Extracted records
▬▬▬▬▬▬

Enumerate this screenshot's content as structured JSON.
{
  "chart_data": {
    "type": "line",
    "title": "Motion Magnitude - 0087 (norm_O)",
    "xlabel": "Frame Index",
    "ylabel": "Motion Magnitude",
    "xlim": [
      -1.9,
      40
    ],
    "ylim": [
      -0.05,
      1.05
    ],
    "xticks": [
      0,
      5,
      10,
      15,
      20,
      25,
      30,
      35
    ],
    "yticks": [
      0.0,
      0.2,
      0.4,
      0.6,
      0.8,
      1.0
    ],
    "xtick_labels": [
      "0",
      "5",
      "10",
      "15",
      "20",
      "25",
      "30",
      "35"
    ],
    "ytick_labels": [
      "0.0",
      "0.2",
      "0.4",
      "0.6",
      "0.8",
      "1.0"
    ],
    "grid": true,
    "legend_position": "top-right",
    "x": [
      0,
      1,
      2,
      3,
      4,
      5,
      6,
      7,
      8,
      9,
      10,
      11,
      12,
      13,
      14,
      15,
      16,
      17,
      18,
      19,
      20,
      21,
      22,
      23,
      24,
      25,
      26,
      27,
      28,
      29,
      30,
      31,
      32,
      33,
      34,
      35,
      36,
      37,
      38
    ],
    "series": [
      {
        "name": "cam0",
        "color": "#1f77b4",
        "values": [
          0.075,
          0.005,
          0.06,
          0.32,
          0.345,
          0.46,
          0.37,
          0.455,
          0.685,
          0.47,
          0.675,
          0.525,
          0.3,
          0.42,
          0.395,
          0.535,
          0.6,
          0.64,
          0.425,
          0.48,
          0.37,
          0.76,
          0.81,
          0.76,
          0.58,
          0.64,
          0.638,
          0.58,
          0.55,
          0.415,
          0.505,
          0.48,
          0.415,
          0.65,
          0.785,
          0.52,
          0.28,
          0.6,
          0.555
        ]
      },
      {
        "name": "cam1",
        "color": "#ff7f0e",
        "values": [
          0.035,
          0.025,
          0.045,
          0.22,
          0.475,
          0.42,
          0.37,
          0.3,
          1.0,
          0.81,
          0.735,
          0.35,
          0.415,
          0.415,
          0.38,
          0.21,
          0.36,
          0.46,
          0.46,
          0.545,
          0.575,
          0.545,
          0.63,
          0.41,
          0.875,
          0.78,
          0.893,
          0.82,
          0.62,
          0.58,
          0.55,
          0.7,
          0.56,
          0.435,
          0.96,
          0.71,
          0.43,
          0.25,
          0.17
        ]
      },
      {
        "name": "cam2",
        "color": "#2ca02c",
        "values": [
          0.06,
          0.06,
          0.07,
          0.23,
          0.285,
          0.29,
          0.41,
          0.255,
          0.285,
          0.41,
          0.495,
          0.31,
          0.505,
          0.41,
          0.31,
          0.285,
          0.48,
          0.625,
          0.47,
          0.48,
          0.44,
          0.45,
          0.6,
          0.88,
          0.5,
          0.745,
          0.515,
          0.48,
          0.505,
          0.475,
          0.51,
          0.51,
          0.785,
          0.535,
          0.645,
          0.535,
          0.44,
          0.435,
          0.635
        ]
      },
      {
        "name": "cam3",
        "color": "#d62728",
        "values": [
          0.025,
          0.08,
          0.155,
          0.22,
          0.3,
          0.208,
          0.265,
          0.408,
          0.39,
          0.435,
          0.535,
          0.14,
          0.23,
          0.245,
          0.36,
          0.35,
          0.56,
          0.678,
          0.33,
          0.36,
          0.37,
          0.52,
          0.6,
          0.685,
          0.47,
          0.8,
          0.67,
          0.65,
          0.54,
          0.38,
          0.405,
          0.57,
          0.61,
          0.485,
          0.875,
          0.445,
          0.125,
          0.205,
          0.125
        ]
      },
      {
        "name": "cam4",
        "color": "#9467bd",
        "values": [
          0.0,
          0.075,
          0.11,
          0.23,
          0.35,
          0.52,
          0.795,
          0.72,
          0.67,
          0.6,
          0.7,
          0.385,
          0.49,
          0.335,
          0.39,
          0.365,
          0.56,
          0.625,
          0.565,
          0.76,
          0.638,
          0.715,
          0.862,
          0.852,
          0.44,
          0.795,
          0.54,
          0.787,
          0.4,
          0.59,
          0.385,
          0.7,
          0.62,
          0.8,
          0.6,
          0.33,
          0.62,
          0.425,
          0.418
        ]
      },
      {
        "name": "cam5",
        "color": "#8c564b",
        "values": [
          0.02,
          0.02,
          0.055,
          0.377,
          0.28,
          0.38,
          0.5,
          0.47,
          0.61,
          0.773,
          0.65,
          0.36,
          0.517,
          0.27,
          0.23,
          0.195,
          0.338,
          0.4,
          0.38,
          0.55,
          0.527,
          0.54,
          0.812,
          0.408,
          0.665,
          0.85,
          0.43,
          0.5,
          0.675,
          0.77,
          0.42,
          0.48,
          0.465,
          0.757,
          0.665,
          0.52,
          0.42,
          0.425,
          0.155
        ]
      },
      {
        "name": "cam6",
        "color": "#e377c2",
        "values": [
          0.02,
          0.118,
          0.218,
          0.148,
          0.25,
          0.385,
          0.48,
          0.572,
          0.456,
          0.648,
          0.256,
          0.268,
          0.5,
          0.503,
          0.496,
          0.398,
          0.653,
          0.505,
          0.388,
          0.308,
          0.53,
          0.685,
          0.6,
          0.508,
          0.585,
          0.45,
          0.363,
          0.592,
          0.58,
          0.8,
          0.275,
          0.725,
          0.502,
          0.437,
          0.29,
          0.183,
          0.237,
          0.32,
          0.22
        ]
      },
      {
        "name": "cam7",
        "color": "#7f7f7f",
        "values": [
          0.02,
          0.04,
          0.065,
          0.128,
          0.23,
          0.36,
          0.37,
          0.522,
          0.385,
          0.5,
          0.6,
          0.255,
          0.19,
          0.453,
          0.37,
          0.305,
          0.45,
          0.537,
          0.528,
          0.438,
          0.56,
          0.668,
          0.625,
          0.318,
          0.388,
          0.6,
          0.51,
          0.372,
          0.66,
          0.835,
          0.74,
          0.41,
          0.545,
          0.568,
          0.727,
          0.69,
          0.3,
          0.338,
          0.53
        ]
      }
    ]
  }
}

▬▬▬▬▬▬

Repeat the data exactly. Leave nothing out.

RESULT:
Enumerate this screenshot's content as structured JSON.
{
  "chart_data": {
    "type": "line",
    "title": "Motion Magnitude - 0087 (norm_O)",
    "xlabel": "Frame Index",
    "ylabel": "Motion Magnitude",
    "xlim": [
      -1.9,
      40
    ],
    "ylim": [
      -0.05,
      1.05
    ],
    "xticks": [
      0,
      5,
      10,
      15,
      20,
      25,
      30,
      35
    ],
    "yticks": [
      0.0,
      0.2,
      0.4,
      0.6,
      0.8,
      1.0
    ],
    "xtick_labels": [
      "0",
      "5",
      "10",
      "15",
      "20",
      "25",
      "30",
      "35"
    ],
    "ytick_labels": [
      "0.0",
      "0.2",
      "0.4",
      "0.6",
      "0.8",
      "1.0"
    ],
    "grid": true,
    "legend_position": "top-right",
    "x": [
      0,
      1,
      2,
      3,
      4,
      5,
      6,
      7,
      8,
      9,
      10,
      11,
      12,
      13,
      14,
      15,
      16,
      17,
      18,
      19,
      20,
      21,
      22,
      23,
      24,
      25,
      26,
      27,
      28,
      29,
      30,
      31,
      32,
      33,
      34,
      35,
      36,
      37,
      38
    ],
    "series": [
      {
        "name": "cam0",
        "color": "#1f77b4",
        "values": [
          0.075,
          0.005,
          0.06,
          0.32,
          0.345,
          0.46,
          0.37,
          0.455,
          0.685,
          0.47,
          0.675,
          0.525,
          0.3,
          0.42,
          0.395,
          0.535,
          0.6,
          0.64,
          0.425,
          0.48,
          0.37,
          0.76,
          0.81,
          0.76,
          0.58,
          0.64,
          0.638,
          0.58,
          0.55,
          0.415,
          0.505,
          0.48,
          0.415,
          0.65,
          0.785,
          0.52,
          0.28,
          0.6,
          0.555
        ]
      },
      {
        "name": "cam1",
        "color": "#ff7f0e",
        "values": [
          0.035,
          0.025,
          0.045,
          0.22,
          0.475,
          0.42,
          0.37,
          0.3,
          1.0,
          0.81,
          0.735,
          0.35,
          0.415,
          0.415,
          0.38,
          0.21,
          0.36,
          0.46,
          0.46,
          0.545,
          0.575,
          0.545,
          0.63,
          0.41,
          0.875,
          0.78,
          0.893,
          0.82,
          0.62,
          0.58,
          0.55,
          0.7,
          0.56,
          0.435,
          0.96,
          0.71,
          0.43,
          0.25,
          0.17
        ]
      },
      {
        "name": "cam2",
        "color": "#2ca02c",
        "values": [
          0.06,
          0.06,
          0.07,
          0.23,
          0.285,
          0.29,
          0.41,
          0.255,
          0.285,
          0.41,
          0.495,
          0.31,
          0.505,
          0.41,
          0.31,
          0.285,
          0.48,
          0.625,
          0.47,
          0.48,
          0.44,
          0.45,
          0.6,
          0.88,
          0.5,
          0.745,
          0.515,
          0.48,
          0.505,
          0.475,
          0.51,
          0.51,
          0.785,
          0.535,
          0.645,
          0.535,
          0.44,
          0.435,
          0.635
        ]
      },
      {
        "name": "cam3",
        "color": "#d62728",
        "values": [
          0.025,
          0.08,
          0.155,
          0.22,
          0.3,
          0.208,
          0.265,
          0.408,
          0.39,
          0.435,
          0.535,
          0.14,
          0.23,
          0.245,
          0.36,
          0.35,
          0.56,
          0.678,
          0.33,
          0.36,
          0.37,
          0.52,
          0.6,
          0.685,
          0.47,
          0.8,
          0.67,
          0.65,
          0.54,
          0.38,
          0.405,
          0.57,
          0.61,
          0.485,
          0.875,
          0.445,
          0.125,
          0.205,
          0.125
        ]
      },
      {
        "name": "cam4",
        "color": "#9467bd",
        "values": [
          0.0,
          0.075,
          0.11,
          0.23,
          0.35,
          0.52,
          0.795,
          0.72,
          0.67,
          0.6,
          0.7,
          0.385,
          0.49,
          0.335,
          0.39,
          0.365,
          0.56,
          0.625,
          0.565,
          0.76,
          0.638,
          0.715,
          0.862,
          0.852,
          0.44,
          0.795,
          0.54,
          0.787,
          0.4,
          0.59,
          0.385,
          0.7,
          0.62,
          0.8,
          0.6,
          0.33,
          0.62,
          0.425,
          0.418
        ]
      },
      {
        "name": "cam5",
        "color": "#8c564b",
        "values": [
          0.02,
          0.02,
          0.055,
          0.377,
          0.28,
          0.38,
          0.5,
          0.47,
          0.61,
          0.773,
          0.65,
          0.36,
          0.517,
          0.27,
          0.23,
          0.195,
          0.338,
          0.4,
          0.38,
          0.55,
          0.527,
          0.54,
          0.812,
          0.408,
          0.665,
          0.85,
          0.43,
          0.5,
          0.675,
          0.77,
          0.42,
          0.48,
          0.465,
          0.757,
          0.665,
          0.52,
          0.42,
          0.425,
          0.155
        ]
      },
      {
        "name": "cam6",
        "color": "#e377c2",
        "values": [
          0.02,
          0.118,
          0.218,
          0.148,
          0.25,
          0.385,
          0.48,
          0.572,
          0.456,
          0.648,
          0.256,
          0.268,
          0.5,
          0.503,
          0.496,
          0.398,
          0.653,
          0.505,
          0.388,
          0.308,
          0.53,
          0.685,
          0.6,
          0.508,
          0.585,
          0.45,
          0.363,
          0.592,
          0.58,
          0.8,
          0.275,
          0.725,
          0.502,
          0.437,
          0.29,
          0.183,
          0.237,
          0.32,
          0.22
        ]
      },
      {
        "name": "cam7",
        "color": "#7f7f7f",
        "values": [
          0.02,
          0.04,
          0.065,
          0.128,
          0.23,
          0.36,
          0.37,
          0.522,
          0.385,
          0.5,
          0.6,
          0.255,
          0.19,
          0.453,
          0.37,
          0.305,
          0.45,
          0.537,
          0.528,
          0.438,
          0.56,
          0.668,
          0.625,
          0.318,
          0.388,
          0.6,
          0.51,
          0.372,
          0.66,
          0.835,
          0.74,
          0.41,
          0.545,
          0.568,
          0.727,
          0.69,
          0.3,
          0.338,
          0.53
        ]
      }
    ]
  }
}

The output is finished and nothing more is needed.